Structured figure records
• • • • • • •

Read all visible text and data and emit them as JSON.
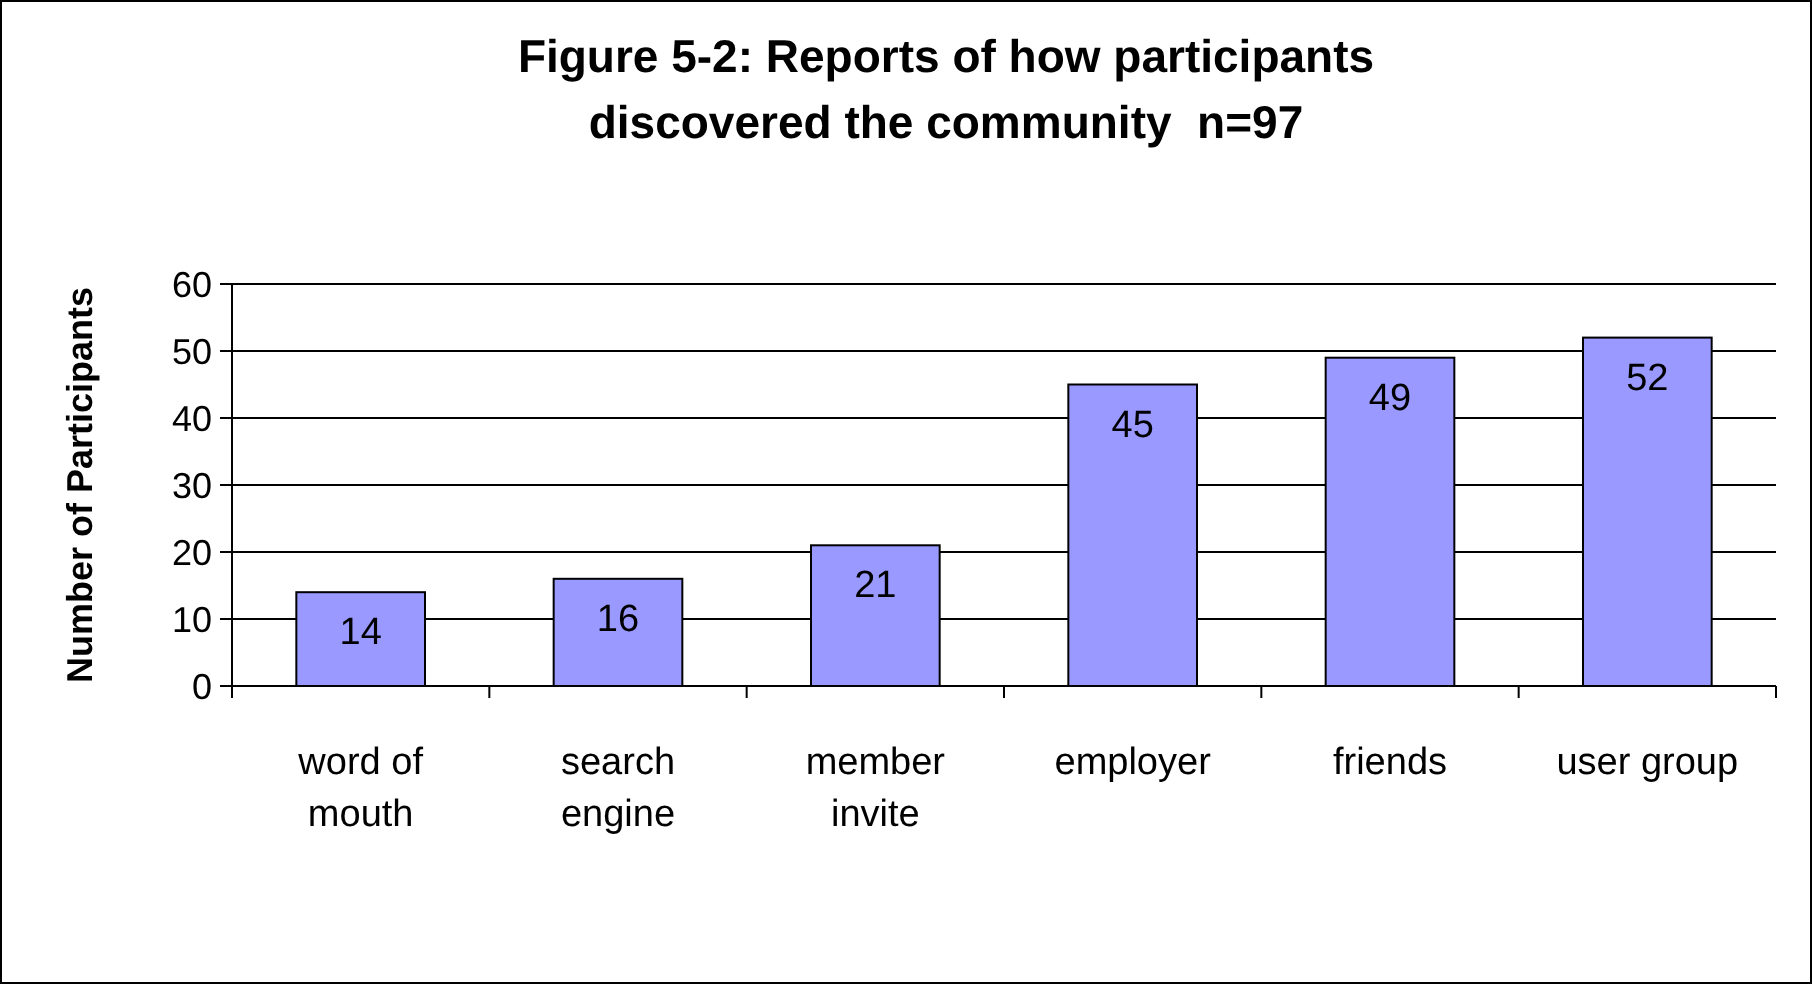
{
  "chart_data": {
    "type": "bar",
    "title": "Figure 5-2: Reports of how participants discovered the community  n=97",
    "ylabel": "Number of Participants",
    "categories": [
      "word of mouth",
      "search engine",
      "member invite",
      "employer",
      "friends",
      "user group"
    ],
    "values": [
      14,
      16,
      21,
      45,
      49,
      52
    ],
    "color": "#9999ff",
    "ylim": [
      0,
      60
    ],
    "yticks": [
      0,
      10,
      20,
      30,
      40,
      50,
      60
    ],
    "grid": "y",
    "data_labels": true
  }
}
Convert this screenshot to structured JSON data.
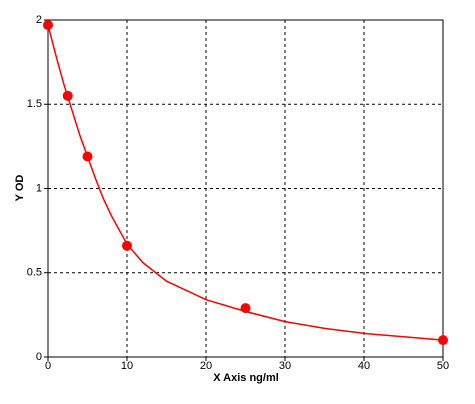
{
  "chart_data": {
    "type": "scatter",
    "xlabel": "X Axis ng/ml",
    "ylabel": "Y OD",
    "xlim": [
      0,
      50
    ],
    "xticks": [
      0,
      10,
      20,
      30,
      40,
      50
    ],
    "ylim": [
      0,
      2
    ],
    "yticks": [
      0,
      0.5,
      1,
      1.5,
      2
    ],
    "grid": true,
    "color": "#ff0000",
    "points": {
      "x": [
        0,
        2.5,
        5,
        10,
        25,
        50
      ],
      "values": [
        1.97,
        1.55,
        1.19,
        0.66,
        0.29,
        0.1
      ]
    },
    "curve": {
      "x": [
        0,
        1,
        2,
        3,
        4,
        5,
        6,
        7,
        8,
        10,
        12,
        15,
        20,
        25,
        30,
        35,
        40,
        45,
        50
      ],
      "values": [
        1.97,
        1.79,
        1.62,
        1.47,
        1.32,
        1.19,
        1.06,
        0.94,
        0.84,
        0.67,
        0.56,
        0.45,
        0.34,
        0.27,
        0.21,
        0.17,
        0.14,
        0.12,
        0.1
      ]
    }
  }
}
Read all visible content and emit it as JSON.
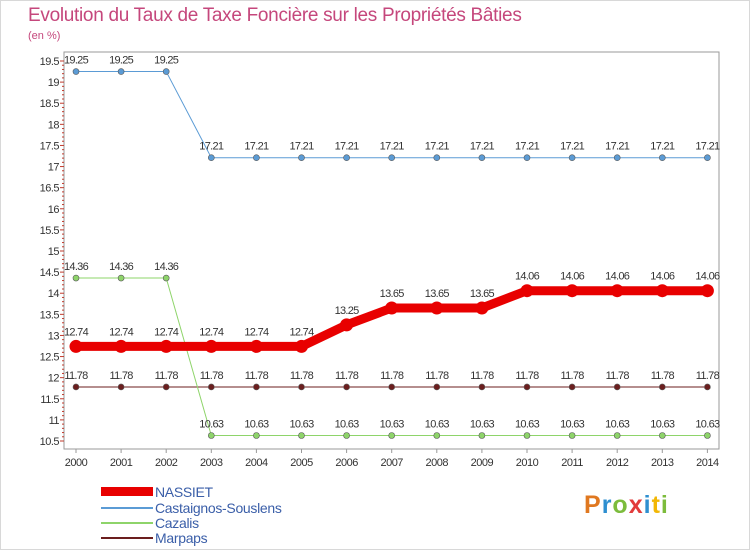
{
  "chart_data": {
    "type": "line",
    "title": "Evolution du Taux de Taxe Foncière sur les Propriétés Bâties",
    "ylabel": "(en %)",
    "xlabel": "",
    "x": [
      "2000",
      "2001",
      "2002",
      "2003",
      "2004",
      "2005",
      "2006",
      "2007",
      "2008",
      "2009",
      "2010",
      "2011",
      "2012",
      "2013",
      "2014"
    ],
    "ylim": [
      10.5,
      19.5
    ],
    "yticks": [
      "10.5",
      "11",
      "11.5",
      "12",
      "12.5",
      "13",
      "13.5",
      "14",
      "14.5",
      "15",
      "15.5",
      "16",
      "16.5",
      "17",
      "17.5",
      "18",
      "18.5",
      "19",
      "19.5"
    ],
    "grid": false,
    "legend_position": "bottom-left",
    "series": [
      {
        "name": "NASSIET",
        "color": "#e80000",
        "width": 9,
        "values": [
          12.74,
          12.74,
          12.74,
          12.74,
          12.74,
          12.74,
          13.25,
          13.65,
          13.65,
          13.65,
          14.06,
          14.06,
          14.06,
          14.06,
          14.06
        ],
        "labels": [
          "12.74",
          "12.74",
          "12.74",
          "12.74",
          "12.74",
          "12.74",
          "13.25",
          "13.65",
          "13.65",
          "13.65",
          "14.06",
          "14.06",
          "14.06",
          "14.06",
          "14.06"
        ]
      },
      {
        "name": "Castaignos-Souslens",
        "color": "#5b9bd5",
        "width": 1,
        "values": [
          19.25,
          19.25,
          19.25,
          17.21,
          17.21,
          17.21,
          17.21,
          17.21,
          17.21,
          17.21,
          17.21,
          17.21,
          17.21,
          17.21,
          17.21
        ],
        "labels": [
          "19.25",
          "19.25",
          "19.25",
          "17.21",
          "17.21",
          "17.21",
          "17.21",
          "17.21",
          "17.21",
          "17.21",
          "17.21",
          "17.21",
          "17.21",
          "17.21",
          "17.21"
        ]
      },
      {
        "name": "Cazalis",
        "color": "#8ed46a",
        "width": 1,
        "values": [
          14.36,
          14.36,
          14.36,
          10.63,
          10.63,
          10.63,
          10.63,
          10.63,
          10.63,
          10.63,
          10.63,
          10.63,
          10.63,
          10.63,
          10.63
        ],
        "labels": [
          "14.36",
          "14.36",
          "14.36",
          "10.63",
          "10.63",
          "10.63",
          "10.63",
          "10.63",
          "10.63",
          "10.63",
          "10.63",
          "10.63",
          "10.63",
          "10.63",
          "10.63"
        ]
      },
      {
        "name": "Marpaps",
        "color": "#6b1e1e",
        "width": 1,
        "values": [
          11.78,
          11.78,
          11.78,
          11.78,
          11.78,
          11.78,
          11.78,
          11.78,
          11.78,
          11.78,
          11.78,
          11.78,
          11.78,
          11.78,
          11.78
        ],
        "labels": [
          "11.78",
          "11.78",
          "11.78",
          "11.78",
          "11.78",
          "11.78",
          "11.78",
          "11.78",
          "11.78",
          "11.78",
          "11.78",
          "11.78",
          "11.78",
          "11.78",
          "11.78"
        ]
      }
    ]
  },
  "logo": {
    "text": "Proxiti",
    "letter_colors": [
      "#e07820",
      "#2e8fd0",
      "#7cbc3c",
      "#e23b3b",
      "#2e8fd0",
      "#f2b705",
      "#7cbc3c"
    ]
  }
}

• • • • • • •

# Objective
How many lines of the listing above include the word "Read"? State the number and nothing else.

# Correct result
2